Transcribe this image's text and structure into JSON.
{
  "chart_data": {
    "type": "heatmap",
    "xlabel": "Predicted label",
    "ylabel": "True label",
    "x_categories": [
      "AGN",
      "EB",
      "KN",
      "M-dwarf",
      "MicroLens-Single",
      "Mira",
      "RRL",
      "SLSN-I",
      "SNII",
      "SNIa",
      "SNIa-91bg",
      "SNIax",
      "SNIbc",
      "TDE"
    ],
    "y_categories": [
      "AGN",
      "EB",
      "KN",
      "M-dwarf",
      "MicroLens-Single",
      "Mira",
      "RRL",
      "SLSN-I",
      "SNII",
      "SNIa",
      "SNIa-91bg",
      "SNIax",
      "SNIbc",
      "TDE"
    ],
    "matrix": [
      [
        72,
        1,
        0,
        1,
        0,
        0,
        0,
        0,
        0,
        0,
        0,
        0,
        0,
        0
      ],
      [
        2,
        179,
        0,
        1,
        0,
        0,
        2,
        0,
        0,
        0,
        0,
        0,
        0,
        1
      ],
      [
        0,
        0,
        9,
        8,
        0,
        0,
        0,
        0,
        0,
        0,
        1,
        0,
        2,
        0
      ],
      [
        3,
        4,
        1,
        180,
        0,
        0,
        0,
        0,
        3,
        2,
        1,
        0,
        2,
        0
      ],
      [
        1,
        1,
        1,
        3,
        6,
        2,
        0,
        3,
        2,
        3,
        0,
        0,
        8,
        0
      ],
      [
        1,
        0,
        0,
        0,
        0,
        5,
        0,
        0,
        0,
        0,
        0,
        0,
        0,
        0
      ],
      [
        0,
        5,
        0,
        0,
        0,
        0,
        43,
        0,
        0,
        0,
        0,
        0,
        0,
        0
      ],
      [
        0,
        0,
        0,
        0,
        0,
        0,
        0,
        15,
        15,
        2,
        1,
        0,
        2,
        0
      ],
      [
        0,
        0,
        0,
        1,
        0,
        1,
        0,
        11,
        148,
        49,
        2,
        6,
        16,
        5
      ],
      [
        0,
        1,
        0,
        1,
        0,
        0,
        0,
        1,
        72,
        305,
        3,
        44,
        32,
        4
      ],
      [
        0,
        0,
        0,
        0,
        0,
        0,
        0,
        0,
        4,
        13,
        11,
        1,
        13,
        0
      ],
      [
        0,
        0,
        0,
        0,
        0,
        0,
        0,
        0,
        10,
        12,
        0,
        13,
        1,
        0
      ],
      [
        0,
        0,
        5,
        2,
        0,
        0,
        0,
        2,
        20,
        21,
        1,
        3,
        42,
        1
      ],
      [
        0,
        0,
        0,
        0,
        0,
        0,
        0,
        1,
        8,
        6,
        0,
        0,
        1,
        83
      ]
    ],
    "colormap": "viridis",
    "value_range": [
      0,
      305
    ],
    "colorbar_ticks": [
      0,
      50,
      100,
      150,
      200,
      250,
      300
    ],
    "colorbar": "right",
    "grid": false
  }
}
+ + + + +
■ **GIVEN INSTRUCTION**:
Collect, from the material above, every line containing the word "label".

■ **WRITTEN RESPONSE**:
    "xlabel": "Predicted label",
    "ylabel": "True label",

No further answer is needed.